▸ **Direction**: Locate every line in the records below that holds the word "Internal" and return each one.

--*--

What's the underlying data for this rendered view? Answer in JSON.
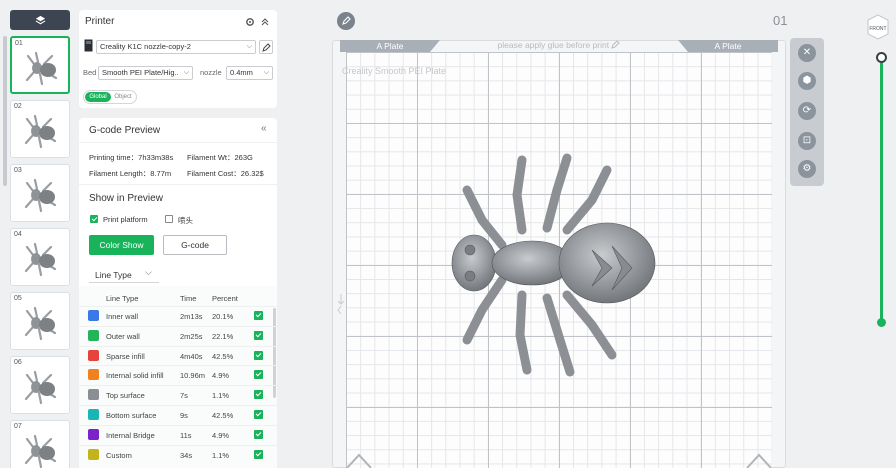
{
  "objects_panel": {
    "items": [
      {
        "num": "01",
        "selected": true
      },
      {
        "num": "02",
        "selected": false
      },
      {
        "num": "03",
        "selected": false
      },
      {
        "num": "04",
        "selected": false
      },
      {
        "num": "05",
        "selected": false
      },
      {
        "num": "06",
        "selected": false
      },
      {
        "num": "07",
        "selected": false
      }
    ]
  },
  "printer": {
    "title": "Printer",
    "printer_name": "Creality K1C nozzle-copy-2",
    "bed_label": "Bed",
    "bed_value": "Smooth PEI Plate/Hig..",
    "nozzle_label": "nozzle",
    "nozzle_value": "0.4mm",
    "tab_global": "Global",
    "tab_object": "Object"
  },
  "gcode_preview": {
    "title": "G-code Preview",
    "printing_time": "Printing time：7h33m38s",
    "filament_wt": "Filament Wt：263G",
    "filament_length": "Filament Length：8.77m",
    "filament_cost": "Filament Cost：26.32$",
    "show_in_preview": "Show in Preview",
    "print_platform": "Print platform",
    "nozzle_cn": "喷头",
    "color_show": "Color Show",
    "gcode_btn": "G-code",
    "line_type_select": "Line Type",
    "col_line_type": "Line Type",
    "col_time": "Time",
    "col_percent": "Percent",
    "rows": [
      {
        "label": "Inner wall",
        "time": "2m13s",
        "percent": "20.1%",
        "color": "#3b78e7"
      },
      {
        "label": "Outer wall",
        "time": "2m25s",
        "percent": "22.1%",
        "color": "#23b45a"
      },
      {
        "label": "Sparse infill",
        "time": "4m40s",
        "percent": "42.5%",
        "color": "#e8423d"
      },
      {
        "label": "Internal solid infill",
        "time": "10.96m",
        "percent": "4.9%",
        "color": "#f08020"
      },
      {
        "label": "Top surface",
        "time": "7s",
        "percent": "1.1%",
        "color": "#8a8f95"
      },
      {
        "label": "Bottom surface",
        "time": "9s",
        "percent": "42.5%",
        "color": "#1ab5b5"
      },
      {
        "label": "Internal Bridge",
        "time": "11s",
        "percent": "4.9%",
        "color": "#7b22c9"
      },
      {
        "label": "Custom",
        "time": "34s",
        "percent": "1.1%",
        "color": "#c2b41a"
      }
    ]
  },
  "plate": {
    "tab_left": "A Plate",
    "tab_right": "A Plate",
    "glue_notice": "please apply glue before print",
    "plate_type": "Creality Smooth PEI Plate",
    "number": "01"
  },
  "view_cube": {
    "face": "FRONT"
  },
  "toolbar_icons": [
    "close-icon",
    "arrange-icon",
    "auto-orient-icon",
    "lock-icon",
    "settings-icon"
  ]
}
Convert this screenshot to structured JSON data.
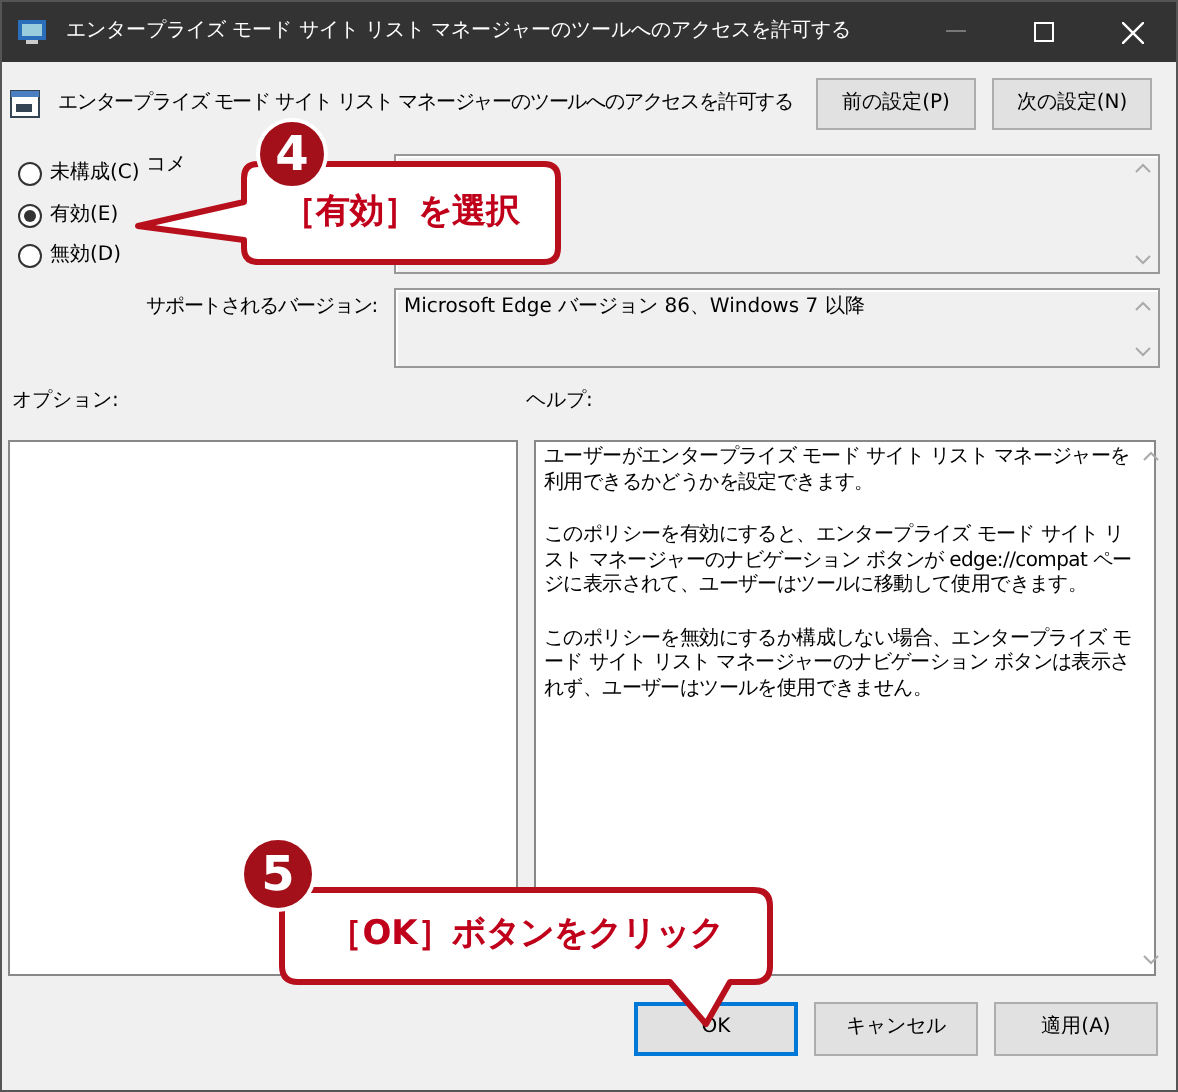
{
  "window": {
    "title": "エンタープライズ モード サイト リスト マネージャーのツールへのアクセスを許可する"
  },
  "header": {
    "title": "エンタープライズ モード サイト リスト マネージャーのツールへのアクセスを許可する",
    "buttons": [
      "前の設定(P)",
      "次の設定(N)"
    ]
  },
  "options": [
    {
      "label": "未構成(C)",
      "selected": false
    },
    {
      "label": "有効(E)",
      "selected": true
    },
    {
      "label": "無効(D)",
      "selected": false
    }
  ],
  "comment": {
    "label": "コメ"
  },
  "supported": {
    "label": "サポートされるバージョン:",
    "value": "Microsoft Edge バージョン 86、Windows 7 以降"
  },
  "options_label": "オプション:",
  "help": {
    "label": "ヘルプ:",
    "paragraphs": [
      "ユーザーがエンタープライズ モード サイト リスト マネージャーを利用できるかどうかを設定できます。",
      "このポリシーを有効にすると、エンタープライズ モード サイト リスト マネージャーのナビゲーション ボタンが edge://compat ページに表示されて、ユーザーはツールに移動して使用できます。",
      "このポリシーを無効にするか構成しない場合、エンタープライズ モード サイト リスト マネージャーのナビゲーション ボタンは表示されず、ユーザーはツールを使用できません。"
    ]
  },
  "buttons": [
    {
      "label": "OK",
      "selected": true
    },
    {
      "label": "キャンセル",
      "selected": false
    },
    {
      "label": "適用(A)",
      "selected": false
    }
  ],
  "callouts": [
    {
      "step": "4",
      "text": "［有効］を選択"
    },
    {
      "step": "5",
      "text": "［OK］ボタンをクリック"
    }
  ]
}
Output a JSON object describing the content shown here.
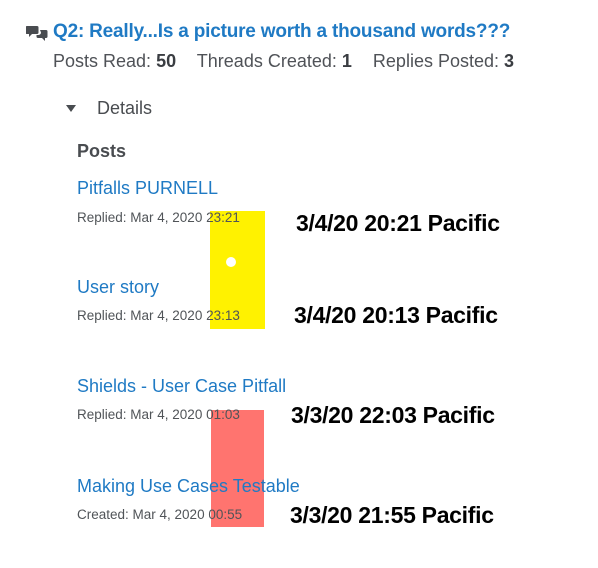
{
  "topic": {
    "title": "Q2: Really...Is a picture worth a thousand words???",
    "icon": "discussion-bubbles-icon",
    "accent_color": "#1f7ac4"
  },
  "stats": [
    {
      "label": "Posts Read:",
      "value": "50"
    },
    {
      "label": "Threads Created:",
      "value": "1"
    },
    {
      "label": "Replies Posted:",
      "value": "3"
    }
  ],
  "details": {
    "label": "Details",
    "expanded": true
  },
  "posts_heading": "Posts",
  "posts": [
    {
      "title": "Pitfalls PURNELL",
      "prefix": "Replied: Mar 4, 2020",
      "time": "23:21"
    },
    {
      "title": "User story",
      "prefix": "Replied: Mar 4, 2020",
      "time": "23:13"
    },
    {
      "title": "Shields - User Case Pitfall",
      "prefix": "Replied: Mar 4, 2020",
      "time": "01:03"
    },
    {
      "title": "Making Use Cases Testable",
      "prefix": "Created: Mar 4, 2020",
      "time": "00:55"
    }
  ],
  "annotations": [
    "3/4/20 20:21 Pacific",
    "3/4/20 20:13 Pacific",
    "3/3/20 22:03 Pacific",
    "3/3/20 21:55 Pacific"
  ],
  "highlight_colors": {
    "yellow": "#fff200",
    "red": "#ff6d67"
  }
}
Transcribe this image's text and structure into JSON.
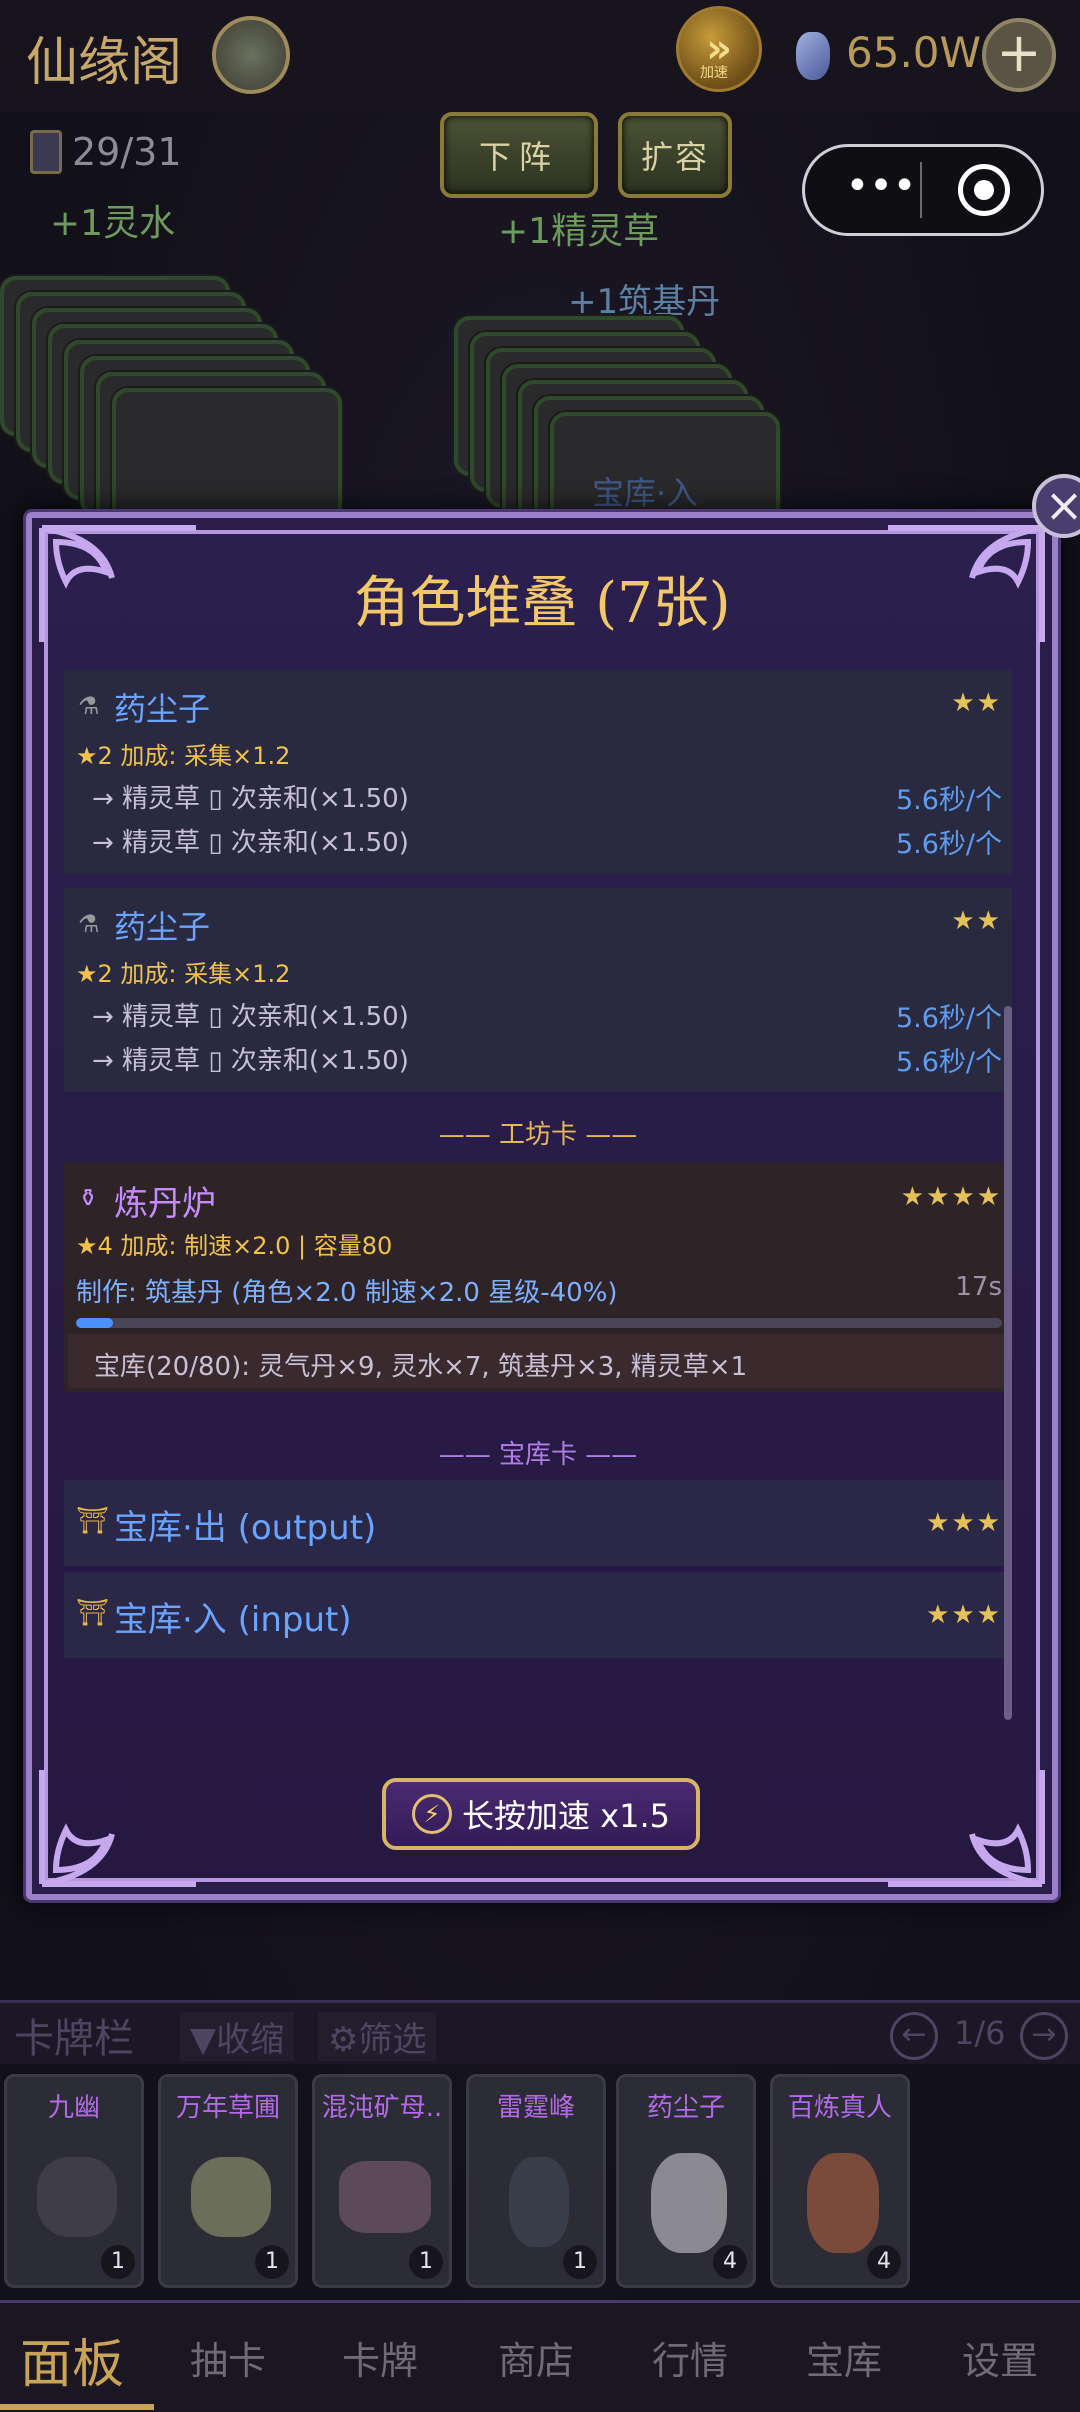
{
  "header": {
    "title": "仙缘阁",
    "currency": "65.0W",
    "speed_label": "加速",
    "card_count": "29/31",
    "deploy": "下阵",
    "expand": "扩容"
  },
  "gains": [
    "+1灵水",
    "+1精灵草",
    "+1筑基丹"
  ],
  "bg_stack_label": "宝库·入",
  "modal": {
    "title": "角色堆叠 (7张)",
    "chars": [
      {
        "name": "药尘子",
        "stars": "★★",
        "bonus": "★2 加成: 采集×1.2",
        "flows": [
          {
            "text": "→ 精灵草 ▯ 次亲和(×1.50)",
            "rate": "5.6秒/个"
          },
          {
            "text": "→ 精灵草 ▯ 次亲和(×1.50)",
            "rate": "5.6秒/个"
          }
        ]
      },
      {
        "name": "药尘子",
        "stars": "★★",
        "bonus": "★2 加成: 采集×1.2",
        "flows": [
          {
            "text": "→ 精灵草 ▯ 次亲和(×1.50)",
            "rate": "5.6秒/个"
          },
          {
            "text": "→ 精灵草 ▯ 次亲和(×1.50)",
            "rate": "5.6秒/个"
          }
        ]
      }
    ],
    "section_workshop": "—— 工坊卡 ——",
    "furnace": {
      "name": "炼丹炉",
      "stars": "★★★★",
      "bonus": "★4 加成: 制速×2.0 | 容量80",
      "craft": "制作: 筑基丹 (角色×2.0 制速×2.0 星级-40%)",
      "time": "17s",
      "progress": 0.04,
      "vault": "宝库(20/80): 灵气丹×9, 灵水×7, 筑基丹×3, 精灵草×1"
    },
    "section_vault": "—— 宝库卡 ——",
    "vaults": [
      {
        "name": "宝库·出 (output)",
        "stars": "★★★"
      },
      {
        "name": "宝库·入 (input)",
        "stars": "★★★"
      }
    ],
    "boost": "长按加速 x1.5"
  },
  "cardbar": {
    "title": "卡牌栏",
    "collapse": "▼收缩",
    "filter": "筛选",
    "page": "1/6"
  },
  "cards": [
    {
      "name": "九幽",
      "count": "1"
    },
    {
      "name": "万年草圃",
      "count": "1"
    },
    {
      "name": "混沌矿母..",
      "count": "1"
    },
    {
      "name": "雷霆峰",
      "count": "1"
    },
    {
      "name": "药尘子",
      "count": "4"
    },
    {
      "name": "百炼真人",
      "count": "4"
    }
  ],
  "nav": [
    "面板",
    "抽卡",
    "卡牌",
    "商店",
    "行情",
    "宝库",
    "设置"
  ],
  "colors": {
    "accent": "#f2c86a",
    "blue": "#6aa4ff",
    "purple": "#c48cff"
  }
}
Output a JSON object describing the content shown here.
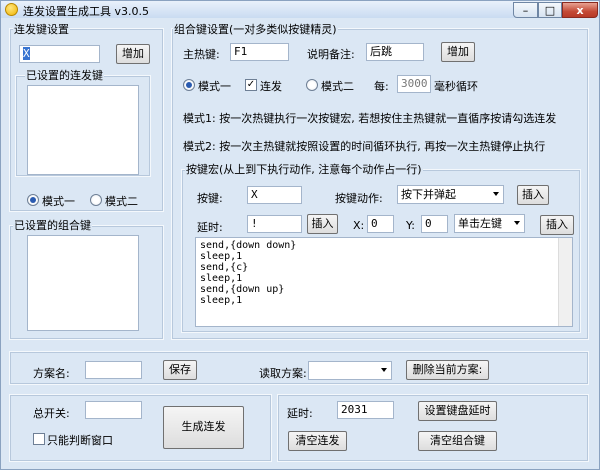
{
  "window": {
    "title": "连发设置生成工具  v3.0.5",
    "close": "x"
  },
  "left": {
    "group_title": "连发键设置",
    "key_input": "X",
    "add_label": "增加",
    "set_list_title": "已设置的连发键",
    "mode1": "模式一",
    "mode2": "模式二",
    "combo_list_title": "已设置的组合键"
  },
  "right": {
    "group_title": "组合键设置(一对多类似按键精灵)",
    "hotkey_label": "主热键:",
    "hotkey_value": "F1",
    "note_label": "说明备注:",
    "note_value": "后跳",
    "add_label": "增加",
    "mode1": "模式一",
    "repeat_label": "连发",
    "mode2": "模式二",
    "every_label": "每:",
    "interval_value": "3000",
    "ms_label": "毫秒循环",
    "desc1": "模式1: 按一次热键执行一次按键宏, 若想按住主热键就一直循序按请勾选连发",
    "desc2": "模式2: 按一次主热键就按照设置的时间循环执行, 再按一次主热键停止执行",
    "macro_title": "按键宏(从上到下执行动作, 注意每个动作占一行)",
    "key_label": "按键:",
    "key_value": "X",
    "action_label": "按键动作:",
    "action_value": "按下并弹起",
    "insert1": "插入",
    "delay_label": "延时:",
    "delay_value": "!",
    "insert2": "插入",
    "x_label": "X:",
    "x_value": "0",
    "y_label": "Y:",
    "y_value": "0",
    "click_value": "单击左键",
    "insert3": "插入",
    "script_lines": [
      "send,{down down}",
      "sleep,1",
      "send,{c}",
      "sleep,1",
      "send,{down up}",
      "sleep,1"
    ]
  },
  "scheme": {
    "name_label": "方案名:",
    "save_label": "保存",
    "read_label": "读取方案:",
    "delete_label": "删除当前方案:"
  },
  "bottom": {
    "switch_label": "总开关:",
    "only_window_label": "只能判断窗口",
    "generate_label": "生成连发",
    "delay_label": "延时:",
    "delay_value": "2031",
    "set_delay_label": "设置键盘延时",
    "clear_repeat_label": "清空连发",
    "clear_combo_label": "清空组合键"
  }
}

--*--

▸ **Complete answer**:
        "label": "Internal solid infill",
        "label": "Internal Bridge",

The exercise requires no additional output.